THE REQUEST
Exactly as they appear, output all of the records. Skip any images.

INPUT MATERIAL
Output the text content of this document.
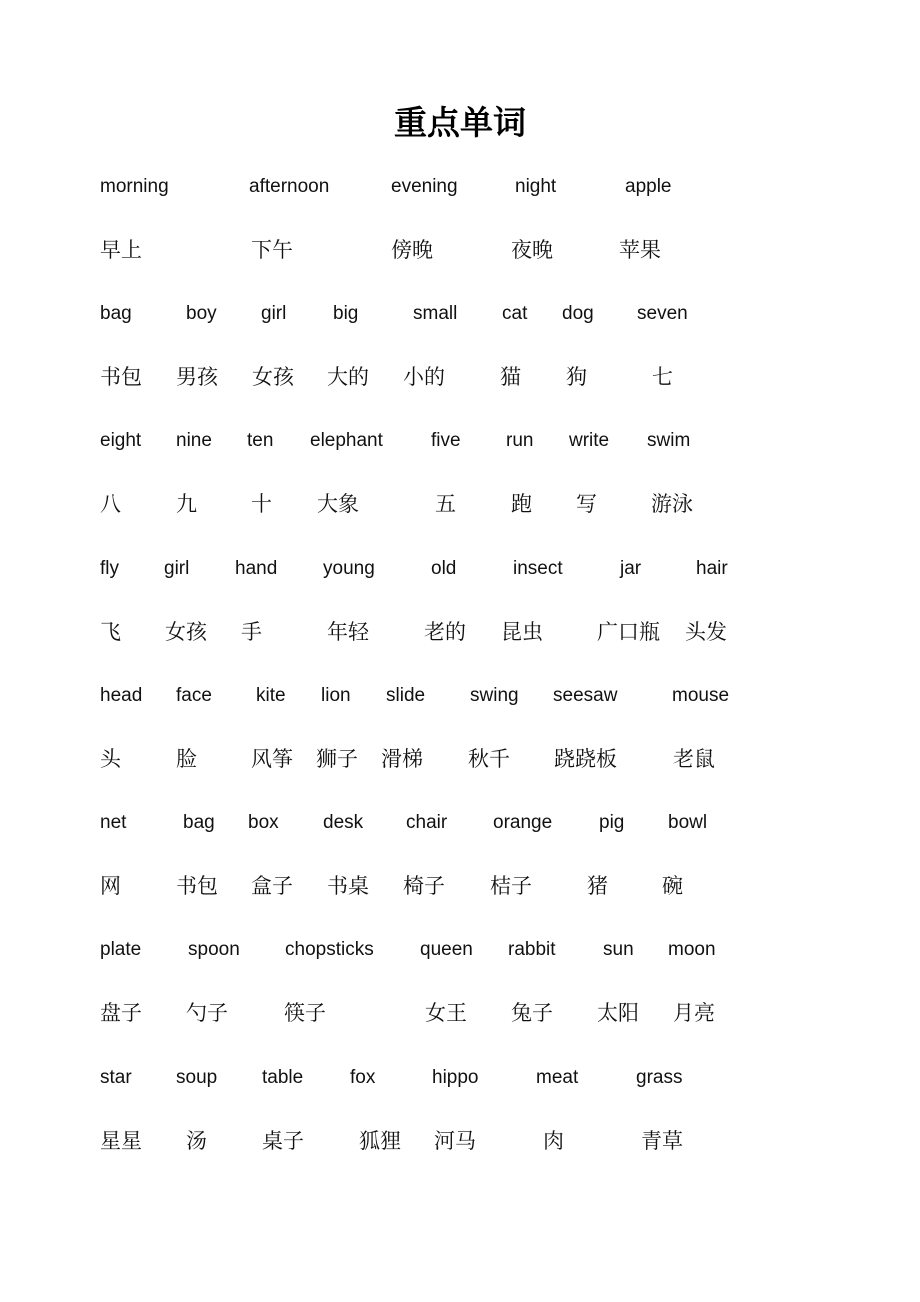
重点单词
morning	afternoon	evening	night	apple
早上	下午	傍晚	夜晚	苹果
bag	boy girl big	small cat dog seven
书包 男孩 女孩 大的 小的	猫 狗	七
eight nine ten elephant	five run write swim
八	九	十 大象	五	跑 写	游泳
fly girl hand young	old	insect	jar	hair
飞 女孩 手	年轻	老的 昆虫	广口瓶 头发
head face kite lion slide swing seesaw	mouse
头	脸	风筝 狮子 滑梯 秋千 跷跷板	老鼠
net	bag box desk chair orange pig bowl
网	书包 盒子 书桌 椅子 桔子	猪	碗
plate spoon chopsticks queen rabbit sun moon
盘子 勺子	筷子	女王 兔子 太阳 月亮
star soup table fox	hippo	meat	grass
星星 汤	桌子	狐狸 河马	肉	青草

FINISHED ANSWER
Output the text content of this document.
重点单词
morning	afternoon	evening	night	apple
早上	下午	傍晚	夜晚	苹果
bag	boy girl big	small cat dog seven
书包 男孩 女孩 大的 小的	猫 狗	七
eight nine ten elephant	five run write swim
八	九	十 大象	五	跑 写	游泳
fly girl hand young	old	insect	jar	hair
飞 女孩 手	年轻	老的 昆虫	广口瓶 头发
head face kite lion slide swing seesaw	mouse
头	脸	风筝 狮子 滑梯 秋千 跷跷板	老鼠
net	bag box desk chair orange pig bowl
网	书包 盒子 书桌 椅子 桔子	猪	碗
plate spoon chopsticks queen rabbit sun moon
盘子 勺子	筷子	女王 兔子 太阳 月亮
star soup table fox	hippo	meat	grass
星星 汤	桌子	狐狸 河马	肉	青草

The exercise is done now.